Problem requirements: Transcribe the entries below exactly.

---

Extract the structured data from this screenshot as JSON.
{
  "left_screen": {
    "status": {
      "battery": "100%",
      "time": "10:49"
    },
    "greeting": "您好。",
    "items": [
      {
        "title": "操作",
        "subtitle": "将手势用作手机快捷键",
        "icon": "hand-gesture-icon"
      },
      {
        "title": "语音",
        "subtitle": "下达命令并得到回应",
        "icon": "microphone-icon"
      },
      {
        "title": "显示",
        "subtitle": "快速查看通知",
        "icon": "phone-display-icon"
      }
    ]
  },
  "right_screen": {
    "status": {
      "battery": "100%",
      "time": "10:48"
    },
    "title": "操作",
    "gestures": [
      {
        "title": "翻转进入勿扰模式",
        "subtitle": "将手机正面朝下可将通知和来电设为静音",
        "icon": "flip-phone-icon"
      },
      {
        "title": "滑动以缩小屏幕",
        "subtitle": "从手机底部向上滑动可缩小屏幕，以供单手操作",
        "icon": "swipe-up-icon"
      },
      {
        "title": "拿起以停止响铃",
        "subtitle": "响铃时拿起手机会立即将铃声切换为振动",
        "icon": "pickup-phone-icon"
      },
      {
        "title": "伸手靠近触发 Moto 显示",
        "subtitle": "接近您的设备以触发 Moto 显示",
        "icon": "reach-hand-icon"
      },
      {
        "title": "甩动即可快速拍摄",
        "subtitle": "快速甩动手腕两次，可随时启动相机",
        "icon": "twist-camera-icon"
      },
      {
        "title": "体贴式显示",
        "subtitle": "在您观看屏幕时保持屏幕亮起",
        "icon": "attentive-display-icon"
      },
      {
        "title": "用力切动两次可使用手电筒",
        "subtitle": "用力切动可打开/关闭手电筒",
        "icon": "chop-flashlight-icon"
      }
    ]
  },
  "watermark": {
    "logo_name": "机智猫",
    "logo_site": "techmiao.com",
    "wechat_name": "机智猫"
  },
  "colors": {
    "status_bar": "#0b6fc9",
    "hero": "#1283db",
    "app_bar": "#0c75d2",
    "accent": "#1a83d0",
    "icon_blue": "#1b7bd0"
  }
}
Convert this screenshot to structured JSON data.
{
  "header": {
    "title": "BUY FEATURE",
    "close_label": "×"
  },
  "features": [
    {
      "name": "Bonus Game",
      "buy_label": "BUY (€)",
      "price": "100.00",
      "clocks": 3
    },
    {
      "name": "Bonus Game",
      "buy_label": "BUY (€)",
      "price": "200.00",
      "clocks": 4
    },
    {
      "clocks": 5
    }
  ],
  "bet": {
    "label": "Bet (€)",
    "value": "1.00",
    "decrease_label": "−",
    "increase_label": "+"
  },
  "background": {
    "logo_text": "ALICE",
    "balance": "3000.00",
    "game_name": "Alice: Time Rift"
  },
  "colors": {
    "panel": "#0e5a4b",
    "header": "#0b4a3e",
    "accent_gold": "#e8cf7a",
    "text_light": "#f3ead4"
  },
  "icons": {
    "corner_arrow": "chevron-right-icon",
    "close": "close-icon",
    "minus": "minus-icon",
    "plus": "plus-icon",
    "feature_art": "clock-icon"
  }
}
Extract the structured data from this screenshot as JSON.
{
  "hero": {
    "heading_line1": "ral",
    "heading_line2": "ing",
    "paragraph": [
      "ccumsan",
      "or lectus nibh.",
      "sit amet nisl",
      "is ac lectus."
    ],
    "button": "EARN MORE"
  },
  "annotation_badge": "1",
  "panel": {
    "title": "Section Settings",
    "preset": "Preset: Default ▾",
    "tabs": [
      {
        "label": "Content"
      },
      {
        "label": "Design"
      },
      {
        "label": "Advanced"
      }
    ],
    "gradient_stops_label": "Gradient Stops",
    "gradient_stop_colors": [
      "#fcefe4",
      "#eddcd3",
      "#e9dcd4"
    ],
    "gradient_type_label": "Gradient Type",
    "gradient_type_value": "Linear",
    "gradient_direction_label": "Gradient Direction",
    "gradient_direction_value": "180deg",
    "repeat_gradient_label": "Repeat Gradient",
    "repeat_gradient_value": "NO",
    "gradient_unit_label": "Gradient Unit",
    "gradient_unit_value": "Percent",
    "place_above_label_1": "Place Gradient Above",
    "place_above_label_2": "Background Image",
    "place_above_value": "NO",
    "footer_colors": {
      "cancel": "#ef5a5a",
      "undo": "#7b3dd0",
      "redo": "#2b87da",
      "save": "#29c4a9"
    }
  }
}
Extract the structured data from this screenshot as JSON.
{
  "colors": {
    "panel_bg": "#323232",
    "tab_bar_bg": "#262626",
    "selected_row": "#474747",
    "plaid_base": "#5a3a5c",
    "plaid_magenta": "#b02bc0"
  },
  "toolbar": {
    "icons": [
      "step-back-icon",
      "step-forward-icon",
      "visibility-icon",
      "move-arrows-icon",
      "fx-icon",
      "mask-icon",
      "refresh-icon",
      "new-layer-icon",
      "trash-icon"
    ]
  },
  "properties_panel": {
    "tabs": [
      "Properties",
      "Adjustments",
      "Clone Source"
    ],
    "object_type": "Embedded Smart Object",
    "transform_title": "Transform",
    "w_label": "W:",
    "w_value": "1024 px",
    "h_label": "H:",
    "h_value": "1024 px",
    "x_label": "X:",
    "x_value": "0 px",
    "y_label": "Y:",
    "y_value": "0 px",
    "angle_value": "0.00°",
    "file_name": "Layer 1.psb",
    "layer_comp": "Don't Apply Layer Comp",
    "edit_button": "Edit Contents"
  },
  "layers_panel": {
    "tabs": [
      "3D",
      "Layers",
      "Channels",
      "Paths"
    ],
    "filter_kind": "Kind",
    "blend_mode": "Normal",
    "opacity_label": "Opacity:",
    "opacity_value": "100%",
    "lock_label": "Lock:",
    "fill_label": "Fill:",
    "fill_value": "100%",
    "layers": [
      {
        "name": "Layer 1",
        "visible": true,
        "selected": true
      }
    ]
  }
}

---

Task result:
Extract the structured data from this screenshot as JSON.
{
  "left_screen": {
    "status": {
      "battery": "100%",
      "time": "10:49"
    },
    "greeting": "您好。",
    "items": [
      {
        "title": "操作",
        "subtitle": "将手势用作手机快捷键",
        "icon": "hand-gesture-icon"
      },
      {
        "title": "语音",
        "subtitle": "下达命令并得到回应",
        "icon": "microphone-icon"
      },
      {
        "title": "显示",
        "subtitle": "快速查看通知",
        "icon": "phone-display-icon"
      }
    ]
  },
  "right_screen": {
    "status": {
      "battery": "100%",
      "time": "10:48"
    },
    "title": "操作",
    "gestures": [
      {
        "title": "翻转进入勿扰模式",
        "subtitle": "将手机正面朝下可将通知和来电设为静音",
        "icon": "flip-phone-icon"
      },
      {
        "title": "滑动以缩小屏幕",
        "subtitle": "从手机底部向上滑动可缩小屏幕，以供单手操作",
        "icon": "swipe-up-icon"
      },
      {
        "title": "拿起以停止响铃",
        "subtitle": "响铃时拿起手机会立即将铃声切换为振动",
        "icon": "pickup-phone-icon"
      },
      {
        "title": "伸手靠近触发 Moto 显示",
        "subtitle": "接近您的设备以触发 Moto 显示",
        "icon": "reach-hand-icon"
      },
      {
        "title": "甩动即可快速拍摄",
        "subtitle": "快速甩动手腕两次，可随时启动相机",
        "icon": "twist-camera-icon"
      },
      {
        "title": "体贴式显示",
        "subtitle": "在您观看屏幕时保持屏幕亮起",
        "icon": "attentive-display-icon"
      },
      {
        "title": "用力切动两次可使用手电筒",
        "subtitle": "用力切动可打开/关闭手电筒",
        "icon": "chop-flashlight-icon"
      }
    ]
  },
  "watermark": {
    "logo_name": "机智猫",
    "logo_site": "techmiao.com",
    "wechat_name": "机智猫"
  },
  "colors": {
    "status_bar": "#0b6fc9",
    "hero": "#1283db",
    "app_bar": "#0c75d2",
    "accent": "#1a83d0",
    "icon_blue": "#1b7bd0"
  }
}
Convert this screenshot to structured JSON data.
{
  "header": {
    "title": "BUY FEATURE",
    "close_label": "×"
  },
  "features": [
    {
      "name": "Bonus Game",
      "buy_label": "BUY (€)",
      "price": "100.00",
      "clocks": 3
    },
    {
      "name": "Bonus Game",
      "buy_label": "BUY (€)",
      "price": "200.00",
      "clocks": 4
    },
    {
      "clocks": 5
    }
  ],
  "bet": {
    "label": "Bet (€)",
    "value": "1.00",
    "decrease_label": "−",
    "increase_label": "+"
  },
  "background": {
    "logo_text": "ALICE",
    "balance": "3000.00",
    "game_name": "Alice: Time Rift"
  },
  "colors": {
    "panel": "#0e5a4b",
    "header": "#0b4a3e",
    "accent_gold": "#e8cf7a",
    "text_light": "#f3ead4"
  },
  "icons": {
    "corner_arrow": "chevron-right-icon",
    "close": "close-icon",
    "minus": "minus-icon",
    "plus": "plus-icon",
    "feature_art": "clock-icon"
  }
}
Extract the structured data from this screenshot as JSON.
{
  "hero": {
    "heading_line1": "ral",
    "heading_line2": "ing",
    "paragraph": [
      "ccumsan",
      "or lectus nibh.",
      "sit amet nisl",
      "is ac lectus."
    ],
    "button": "EARN MORE"
  },
  "annotation_badge": "1",
  "panel": {
    "title": "Section Settings",
    "preset": "Preset: Default ▾",
    "tabs": [
      {
        "label": "Content"
      },
      {
        "label": "Design"
      },
      {
        "label": "Advanced"
      }
    ],
    "gradient_stops_label": "Gradient Stops",
    "gradient_stop_colors": [
      "#fcefe4",
      "#eddcd3",
      "#e9dcd4"
    ],
    "gradient_type_label": "Gradient Type",
    "gradient_type_value": "Linear",
    "gradient_direction_label": "Gradient Direction",
    "gradient_direction_value": "180deg",
    "repeat_gradient_label": "Repeat Gradient",
    "repeat_gradient_value": "NO",
    "gradient_unit_label": "Gradient Unit",
    "gradient_unit_value": "Percent",
    "place_above_label_1": "Place Gradient Above",
    "place_above_label_2": "Background Image",
    "place_above_value": "NO",
    "footer_colors": {
      "cancel": "#ef5a5a",
      "undo": "#7b3dd0",
      "redo": "#2b87da",
      "save": "#29c4a9"
    }
  }
}
Extract the structured data from this screenshot as JSON.
{
  "colors": {
    "panel_bg": "#323232",
    "tab_bar_bg": "#262626",
    "selected_row": "#474747",
    "plaid_base": "#5a3a5c",
    "plaid_magenta": "#b02bc0"
  },
  "toolbar": {
    "icons": [
      "step-back-icon",
      "step-forward-icon",
      "visibility-icon",
      "move-arrows-icon",
      "fx-icon",
      "mask-icon",
      "refresh-icon",
      "new-layer-icon",
      "trash-icon"
    ]
  },
  "properties_panel": {
    "tabs": [
      "Properties",
      "Adjustments",
      "Clone Source"
    ],
    "object_type": "Embedded Smart Object",
    "transform_title": "Transform",
    "w_label": "W:",
    "w_value": "1024 px",
    "h_label": "H:",
    "h_value": "1024 px",
    "x_label": "X:",
    "x_value": "0 px",
    "y_label": "Y:",
    "y_value": "0 px",
    "angle_value": "0.00°",
    "file_name": "Layer 1.psb",
    "layer_comp": "Don't Apply Layer Comp",
    "edit_button": "Edit Contents"
  },
  "layers_panel": {
    "tabs": [
      "3D",
      "Layers",
      "Channels",
      "Paths"
    ],
    "filter_kind": "Kind",
    "blend_mode": "Normal",
    "opacity_label": "Opacity:",
    "opacity_value": "100%",
    "lock_label": "Lock:",
    "fill_label": "Fill:",
    "fill_value": "100%",
    "layers": [
      {
        "name": "Layer 1",
        "visible": true,
        "selected": true
      }
    ]
  }
}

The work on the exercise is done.